Goal: The records should be written out in full, with nothing altered.

Data entries
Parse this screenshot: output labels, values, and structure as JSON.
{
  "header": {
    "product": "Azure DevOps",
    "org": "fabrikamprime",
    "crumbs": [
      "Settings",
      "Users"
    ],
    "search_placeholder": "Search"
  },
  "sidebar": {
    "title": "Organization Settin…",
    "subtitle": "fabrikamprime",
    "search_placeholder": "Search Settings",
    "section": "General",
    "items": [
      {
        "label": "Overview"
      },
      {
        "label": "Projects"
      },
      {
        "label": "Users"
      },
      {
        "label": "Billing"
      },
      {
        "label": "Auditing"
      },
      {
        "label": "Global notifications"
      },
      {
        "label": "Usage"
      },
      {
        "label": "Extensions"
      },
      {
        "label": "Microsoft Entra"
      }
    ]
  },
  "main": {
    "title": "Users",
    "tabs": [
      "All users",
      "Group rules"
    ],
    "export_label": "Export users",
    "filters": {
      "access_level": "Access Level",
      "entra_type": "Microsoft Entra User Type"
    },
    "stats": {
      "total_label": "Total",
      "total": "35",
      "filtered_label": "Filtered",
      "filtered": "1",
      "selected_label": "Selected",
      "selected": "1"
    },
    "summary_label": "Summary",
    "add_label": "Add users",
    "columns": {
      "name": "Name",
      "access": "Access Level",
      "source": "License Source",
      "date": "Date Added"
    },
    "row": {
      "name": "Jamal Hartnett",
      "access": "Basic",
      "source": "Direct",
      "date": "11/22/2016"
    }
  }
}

Task output:
Parse this screenshot: output labels, values, and structure as JSON.
{
  "header": {
    "product": "Azure DevOps",
    "org": "fabrikamprime",
    "crumbs": [
      "Settings",
      "Users"
    ],
    "search_placeholder": "Search"
  },
  "sidebar": {
    "title": "Organization Settin…",
    "subtitle": "fabrikamprime",
    "search_placeholder": "Search Settings",
    "section": "General",
    "items": [
      {
        "label": "Overview"
      },
      {
        "label": "Projects"
      },
      {
        "label": "Users"
      },
      {
        "label": "Billing"
      },
      {
        "label": "Auditing"
      },
      {
        "label": "Global notifications"
      },
      {
        "label": "Usage"
      },
      {
        "label": "Extensions"
      },
      {
        "label": "Microsoft Entra"
      }
    ]
  },
  "main": {
    "title": "Users",
    "tabs": [
      "All users",
      "Group rules"
    ],
    "export_label": "Export users",
    "filters": {
      "access_level": "Access Level",
      "entra_type": "Microsoft Entra User Type"
    },
    "stats": {
      "total_label": "Total",
      "total": "35",
      "filtered_label": "Filtered",
      "filtered": "1",
      "selected_label": "Selected",
      "selected": "1"
    },
    "summary_label": "Summary",
    "add_label": "Add users",
    "columns": {
      "name": "Name",
      "access": "Access Level",
      "source": "License Source",
      "date": "Date Added"
    },
    "row": {
      "name": "Jamal Hartnett",
      "access": "Basic",
      "source": "Direct",
      "date": "11/22/2016"
    }
  }
}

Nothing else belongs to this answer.